-- START OF STORED DATA --

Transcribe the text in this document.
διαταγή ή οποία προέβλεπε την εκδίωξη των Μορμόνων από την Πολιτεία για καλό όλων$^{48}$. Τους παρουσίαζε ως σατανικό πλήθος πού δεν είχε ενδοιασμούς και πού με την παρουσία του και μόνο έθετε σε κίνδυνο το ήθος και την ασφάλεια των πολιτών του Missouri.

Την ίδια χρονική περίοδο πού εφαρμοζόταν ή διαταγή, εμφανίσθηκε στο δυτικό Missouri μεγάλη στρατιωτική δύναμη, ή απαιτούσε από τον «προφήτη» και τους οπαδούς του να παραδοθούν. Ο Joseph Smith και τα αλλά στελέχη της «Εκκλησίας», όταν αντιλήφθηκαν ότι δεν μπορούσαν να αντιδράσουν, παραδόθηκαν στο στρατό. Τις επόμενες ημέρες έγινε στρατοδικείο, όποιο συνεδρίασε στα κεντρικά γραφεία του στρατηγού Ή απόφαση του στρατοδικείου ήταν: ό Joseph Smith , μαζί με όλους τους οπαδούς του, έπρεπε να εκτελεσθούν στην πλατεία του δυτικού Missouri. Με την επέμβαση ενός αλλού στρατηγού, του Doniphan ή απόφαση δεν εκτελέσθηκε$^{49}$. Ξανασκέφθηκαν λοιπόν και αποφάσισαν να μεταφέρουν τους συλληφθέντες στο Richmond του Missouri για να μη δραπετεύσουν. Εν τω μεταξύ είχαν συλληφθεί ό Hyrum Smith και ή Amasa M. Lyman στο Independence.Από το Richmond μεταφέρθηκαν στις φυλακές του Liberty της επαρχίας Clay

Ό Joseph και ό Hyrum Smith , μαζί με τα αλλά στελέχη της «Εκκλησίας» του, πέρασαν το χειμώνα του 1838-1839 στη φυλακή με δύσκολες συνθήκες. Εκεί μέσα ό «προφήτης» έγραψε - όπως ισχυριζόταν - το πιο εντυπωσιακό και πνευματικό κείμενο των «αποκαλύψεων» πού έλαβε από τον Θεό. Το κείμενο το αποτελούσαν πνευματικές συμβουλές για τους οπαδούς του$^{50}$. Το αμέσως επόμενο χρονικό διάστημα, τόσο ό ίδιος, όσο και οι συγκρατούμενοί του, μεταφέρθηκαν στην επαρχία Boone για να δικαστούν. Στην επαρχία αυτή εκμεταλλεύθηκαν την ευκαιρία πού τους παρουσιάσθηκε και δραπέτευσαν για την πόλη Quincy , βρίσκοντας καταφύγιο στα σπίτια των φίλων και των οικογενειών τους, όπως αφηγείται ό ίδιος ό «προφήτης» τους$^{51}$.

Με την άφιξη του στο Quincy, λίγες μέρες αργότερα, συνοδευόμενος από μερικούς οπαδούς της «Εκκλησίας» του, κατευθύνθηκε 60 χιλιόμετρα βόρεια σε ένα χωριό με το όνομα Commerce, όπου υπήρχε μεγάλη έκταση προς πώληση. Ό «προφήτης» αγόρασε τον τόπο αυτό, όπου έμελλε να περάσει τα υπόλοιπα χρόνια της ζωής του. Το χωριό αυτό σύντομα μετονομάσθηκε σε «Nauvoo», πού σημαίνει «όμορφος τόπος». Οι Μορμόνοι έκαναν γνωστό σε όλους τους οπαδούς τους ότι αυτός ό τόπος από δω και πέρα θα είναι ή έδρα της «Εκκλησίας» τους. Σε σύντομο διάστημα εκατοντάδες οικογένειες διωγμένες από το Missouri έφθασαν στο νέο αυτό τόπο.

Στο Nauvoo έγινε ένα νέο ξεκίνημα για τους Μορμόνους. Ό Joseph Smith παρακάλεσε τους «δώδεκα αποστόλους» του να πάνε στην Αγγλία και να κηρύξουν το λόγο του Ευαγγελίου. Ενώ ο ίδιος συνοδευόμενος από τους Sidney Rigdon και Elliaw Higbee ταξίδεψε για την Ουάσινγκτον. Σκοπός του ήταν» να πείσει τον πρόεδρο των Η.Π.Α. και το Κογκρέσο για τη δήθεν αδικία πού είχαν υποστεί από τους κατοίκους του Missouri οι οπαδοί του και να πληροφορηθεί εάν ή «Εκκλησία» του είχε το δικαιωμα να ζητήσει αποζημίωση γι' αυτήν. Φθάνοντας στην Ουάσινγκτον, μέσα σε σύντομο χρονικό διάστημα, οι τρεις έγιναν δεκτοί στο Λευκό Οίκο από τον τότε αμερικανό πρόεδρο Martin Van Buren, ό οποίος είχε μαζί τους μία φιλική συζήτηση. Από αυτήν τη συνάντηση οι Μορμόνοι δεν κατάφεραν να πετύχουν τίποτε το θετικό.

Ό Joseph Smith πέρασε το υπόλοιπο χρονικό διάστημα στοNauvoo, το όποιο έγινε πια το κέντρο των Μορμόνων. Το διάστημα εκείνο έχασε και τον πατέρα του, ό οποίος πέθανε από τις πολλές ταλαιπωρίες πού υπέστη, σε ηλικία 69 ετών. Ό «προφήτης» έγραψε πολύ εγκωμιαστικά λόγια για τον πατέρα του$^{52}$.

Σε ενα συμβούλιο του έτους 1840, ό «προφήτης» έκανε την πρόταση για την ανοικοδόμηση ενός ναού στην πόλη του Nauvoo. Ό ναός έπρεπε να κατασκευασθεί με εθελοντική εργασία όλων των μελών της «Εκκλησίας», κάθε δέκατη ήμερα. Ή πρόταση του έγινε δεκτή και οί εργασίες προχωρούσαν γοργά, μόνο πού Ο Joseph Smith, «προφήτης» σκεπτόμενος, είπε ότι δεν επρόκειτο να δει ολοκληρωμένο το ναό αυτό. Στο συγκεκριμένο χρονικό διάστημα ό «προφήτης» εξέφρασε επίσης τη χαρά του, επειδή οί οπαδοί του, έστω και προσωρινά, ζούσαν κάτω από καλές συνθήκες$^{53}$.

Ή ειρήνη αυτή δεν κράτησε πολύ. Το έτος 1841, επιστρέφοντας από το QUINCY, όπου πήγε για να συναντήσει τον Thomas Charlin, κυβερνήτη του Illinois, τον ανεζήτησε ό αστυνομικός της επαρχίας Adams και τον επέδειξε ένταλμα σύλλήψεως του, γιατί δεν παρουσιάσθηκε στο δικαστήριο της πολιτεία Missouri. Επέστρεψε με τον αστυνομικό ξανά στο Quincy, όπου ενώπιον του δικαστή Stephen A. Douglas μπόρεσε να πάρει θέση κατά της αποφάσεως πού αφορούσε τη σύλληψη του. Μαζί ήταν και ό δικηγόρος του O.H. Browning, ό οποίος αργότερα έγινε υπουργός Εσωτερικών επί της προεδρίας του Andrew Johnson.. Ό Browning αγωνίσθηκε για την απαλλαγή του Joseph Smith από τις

-- END OF STORED DATA --

Every line above should be printed again exactly as it stands.

- **FINISHED TASK**
Transcribe the text in this document.
διαταγή ή οποία προέβλεπε την εκδίωξη των Μορμόνων από την Πολιτεία για καλό όλων$^{48}$. Τους παρουσίαζε ως σατανικό πλήθος πού δεν είχε ενδοιασμούς και πού με την παρουσία του και μόνο έθετε σε κίνδυνο το ήθος και την ασφάλεια των πολιτών του Missouri.

Την ίδια χρονική περίοδο πού εφαρμοζόταν ή διαταγή, εμφανίσθηκε στο δυτικό Missouri μεγάλη στρατιωτική δύναμη, ή απαιτούσε από τον «προφήτη» και τους οπαδούς του να παραδοθούν. Ο Joseph Smith και τα αλλά στελέχη της «Εκκλησίας», όταν αντιλήφθηκαν ότι δεν μπορούσαν να αντιδράσουν, παραδόθηκαν στο στρατό. Τις επόμενες ημέρες έγινε στρατοδικείο, όποιο συνεδρίασε στα κεντρικά γραφεία του στρατηγού Ή απόφαση του στρατοδικείου ήταν: ό Joseph Smith , μαζί με όλους τους οπαδούς του, έπρεπε να εκτελεσθούν στην πλατεία του δυτικού Missouri. Με την επέμβαση ενός αλλού στρατηγού, του Doniphan ή απόφαση δεν εκτελέσθηκε$^{49}$. Ξανασκέφθηκαν λοιπόν και αποφάσισαν να μεταφέρουν τους συλληφθέντες στο Richmond του Missouri για να μη δραπετεύσουν. Εν τω μεταξύ είχαν συλληφθεί ό Hyrum Smith και ή Amasa M. Lyman στο Independence.Από το Richmond μεταφέρθηκαν στις φυλακές του Liberty της επαρχίας Clay

Ό Joseph και ό Hyrum Smith , μαζί με τα αλλά στελέχη της «Εκκλησίας» του, πέρασαν το χειμώνα του 1838-1839 στη φυλακή με δύσκολες συνθήκες. Εκεί μέσα ό «προφήτης» έγραψε - όπως ισχυριζόταν - το πιο εντυπωσιακό και πνευματικό κείμενο των «αποκαλύψεων» πού έλαβε από τον Θεό. Το κείμενο το αποτελούσαν πνευματικές συμβουλές για τους οπαδούς του$^{50}$. Το αμέσως επόμενο χρονικό διάστημα, τόσο ό ίδιος, όσο και οι συγκρατούμενοί του, μεταφέρθηκαν στην επαρχία Boone για να δικαστούν. Στην επαρχία αυτή εκμεταλλεύθηκαν την ευκαιρία πού τους παρουσιάσθηκε και δραπέτευσαν για την πόλη Quincy , βρίσκοντας καταφύγιο στα σπίτια των φίλων και των οικογενειών τους, όπως αφηγείται ό ίδιος ό «προφήτης» τους$^{51}$.

Με την άφιξη του στο Quincy, λίγες μέρες αργότερα, συνοδευόμενος από μερικούς οπαδούς της «Εκκλησίας» του, κατευθύνθηκε 60 χιλιόμετρα βόρεια σε ένα χωριό με το όνομα Commerce, όπου υπήρχε μεγάλη έκταση προς πώληση. Ό «προφήτης» αγόρασε τον τόπο αυτό, όπου έμελλε να περάσει τα υπόλοιπα χρόνια της ζωής του. Το χωριό αυτό σύντομα μετονομάσθηκε σε «Nauvoo», πού σημαίνει «όμορφος τόπος». Οι Μορμόνοι έκαναν γνωστό σε όλους τους οπαδούς τους ότι αυτός ό τόπος από δω και πέρα θα είναι ή έδρα της «Εκκλησίας» τους. Σε σύντομο διάστημα εκατοντάδες οικογένειες διωγμένες από το Missouri έφθασαν στο νέο αυτό τόπο.

Στο Nauvoo έγινε ένα νέο ξεκίνημα για τους Μορμόνους. Ό Joseph Smith παρακάλεσε τους «δώδεκα αποστόλους» του να πάνε στην Αγγλία και να κηρύξουν το λόγο του Ευαγγελίου. Ενώ ο ίδιος συνοδευόμενος από τους Sidney Rigdon και Elliaw Higbee ταξίδεψε για την Ουάσινγκτον. Σκοπός του ήταν» να πείσει τον πρόεδρο των Η.Π.Α. και το Κογκρέσο για τη δήθεν αδικία πού είχαν υποστεί από τους κατοίκους του Missouri οι οπαδοί του και να πληροφορηθεί εάν ή «Εκκλησία» του είχε το δικαιωμα να ζητήσει αποζημίωση γι' αυτήν. Φθάνοντας στην Ουάσινγκτον, μέσα σε σύντομο χρονικό διάστημα, οι τρεις έγιναν δεκτοί στο Λευκό Οίκο από τον τότε αμερικανό πρόεδρο Martin Van Buren, ό οποίος είχε μαζί τους μία φιλική συζήτηση. Από αυτήν τη συνάντηση οι Μορμόνοι δεν κατάφεραν να πετύχουν τίποτε το θετικό.

Ό Joseph Smith πέρασε το υπόλοιπο χρονικό διάστημα στοNauvoo, το όποιο έγινε πια το κέντρο των Μορμόνων. Το διάστημα εκείνο έχασε και τον πατέρα του, ό οποίος πέθανε από τις πολλές ταλαιπωρίες πού υπέστη, σε ηλικία 69 ετών. Ό «προφήτης» έγραψε πολύ εγκωμιαστικά λόγια για τον πατέρα του$^{52}$.

Σε ενα συμβούλιο του έτους 1840, ό «προφήτης» έκανε την πρόταση για την ανοικοδόμηση ενός ναού στην πόλη του Nauvoo. Ό ναός έπρεπε να κατασκευασθεί με εθελοντική εργασία όλων των μελών της «Εκκλησίας», κάθε δέκατη ήμερα. Ή πρόταση του έγινε δεκτή και οί εργασίες προχωρούσαν γοργά, μόνο πού Ο Joseph Smith, «προφήτης» σκεπτόμενος, είπε ότι δεν επρόκειτο να δει ολοκληρωμένο το ναό αυτό. Στο συγκεκριμένο χρονικό διάστημα ό «προφήτης» εξέφρασε επίσης τη χαρά του, επειδή οί οπαδοί του, έστω και προσωρινά, ζούσαν κάτω από καλές συνθήκες$^{53}$.

Ή ειρήνη αυτή δεν κράτησε πολύ. Το έτος 1841, επιστρέφοντας από το QUINCY, όπου πήγε για να συναντήσει τον Thomas Charlin, κυβερνήτη του Illinois, τον ανεζήτησε ό αστυνομικός της επαρχίας Adams και τον επέδειξε ένταλμα σύλλήψεως του, γιατί δεν παρουσιάσθηκε στο δικαστήριο της πολιτεία Missouri. Επέστρεψε με τον αστυνομικό ξανά στο Quincy, όπου ενώπιον του δικαστή Stephen A. Douglas μπόρεσε να πάρει θέση κατά της αποφάσεως πού αφορούσε τη σύλληψη του. Μαζί ήταν και ό δικηγόρος του O.H. Browning, ό οποίος αργότερα έγινε υπουργός Εσωτερικών επί της προεδρίας του Andrew Johnson.. Ό Browning αγωνίσθηκε για την απαλλαγή του Joseph Smith από τις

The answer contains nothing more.